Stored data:
+ + + + + + +

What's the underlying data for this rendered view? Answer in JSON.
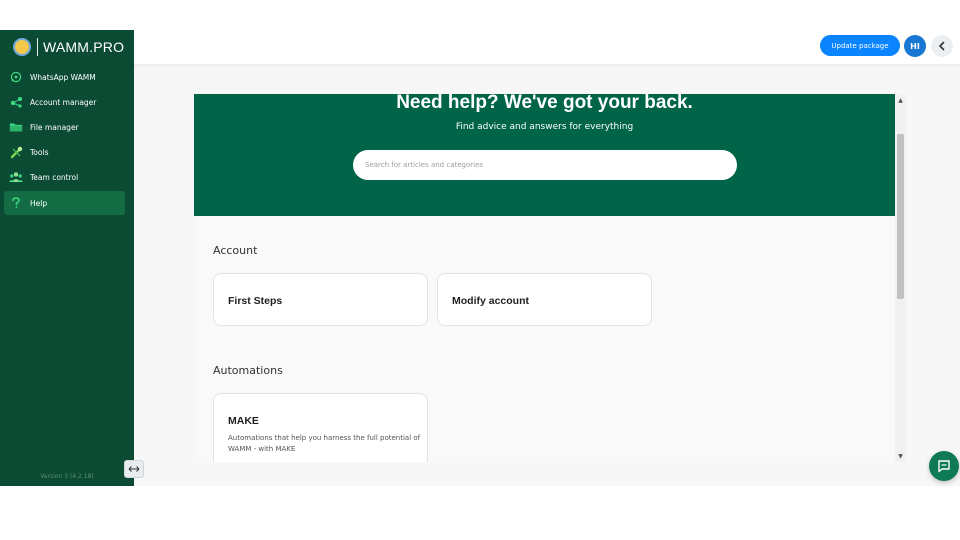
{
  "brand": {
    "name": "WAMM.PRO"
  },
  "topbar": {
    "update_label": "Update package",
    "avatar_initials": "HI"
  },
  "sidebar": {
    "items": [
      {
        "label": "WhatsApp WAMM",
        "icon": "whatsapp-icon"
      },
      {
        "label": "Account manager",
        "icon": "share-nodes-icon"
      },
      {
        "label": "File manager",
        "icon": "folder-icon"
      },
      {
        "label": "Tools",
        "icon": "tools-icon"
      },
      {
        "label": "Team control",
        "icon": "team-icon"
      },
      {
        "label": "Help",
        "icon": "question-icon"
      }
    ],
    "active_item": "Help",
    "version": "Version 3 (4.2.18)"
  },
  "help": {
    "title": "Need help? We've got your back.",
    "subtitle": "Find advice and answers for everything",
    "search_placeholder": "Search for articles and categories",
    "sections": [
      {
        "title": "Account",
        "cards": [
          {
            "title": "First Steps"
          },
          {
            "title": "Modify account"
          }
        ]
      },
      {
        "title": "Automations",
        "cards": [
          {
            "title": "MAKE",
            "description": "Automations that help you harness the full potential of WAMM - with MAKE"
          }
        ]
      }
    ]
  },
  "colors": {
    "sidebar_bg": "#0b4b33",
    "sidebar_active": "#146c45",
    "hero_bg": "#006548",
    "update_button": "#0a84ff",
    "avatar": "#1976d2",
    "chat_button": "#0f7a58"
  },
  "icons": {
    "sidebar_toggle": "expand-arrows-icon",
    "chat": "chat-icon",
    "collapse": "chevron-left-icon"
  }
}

+ + + + + + +

# [Job]
Quote each line of the listing exactly, but leave the pictures out.

# [Response to the task]
What's the underlying data for this rendered view? Answer in JSON.
{
  "brand": {
    "name": "WAMM.PRO"
  },
  "topbar": {
    "update_label": "Update package",
    "avatar_initials": "HI"
  },
  "sidebar": {
    "items": [
      {
        "label": "WhatsApp WAMM",
        "icon": "whatsapp-icon"
      },
      {
        "label": "Account manager",
        "icon": "share-nodes-icon"
      },
      {
        "label": "File manager",
        "icon": "folder-icon"
      },
      {
        "label": "Tools",
        "icon": "tools-icon"
      },
      {
        "label": "Team control",
        "icon": "team-icon"
      },
      {
        "label": "Help",
        "icon": "question-icon"
      }
    ],
    "active_item": "Help",
    "version": "Version 3 (4.2.18)"
  },
  "help": {
    "title": "Need help? We've got your back.",
    "subtitle": "Find advice and answers for everything",
    "search_placeholder": "Search for articles and categories",
    "sections": [
      {
        "title": "Account",
        "cards": [
          {
            "title": "First Steps"
          },
          {
            "title": "Modify account"
          }
        ]
      },
      {
        "title": "Automations",
        "cards": [
          {
            "title": "MAKE",
            "description": "Automations that help you harness the full potential of WAMM - with MAKE"
          }
        ]
      }
    ]
  },
  "colors": {
    "sidebar_bg": "#0b4b33",
    "sidebar_active": "#146c45",
    "hero_bg": "#006548",
    "update_button": "#0a84ff",
    "avatar": "#1976d2",
    "chat_button": "#0f7a58"
  },
  "icons": {
    "sidebar_toggle": "expand-arrows-icon",
    "chat": "chat-icon",
    "collapse": "chevron-left-icon"
  }
}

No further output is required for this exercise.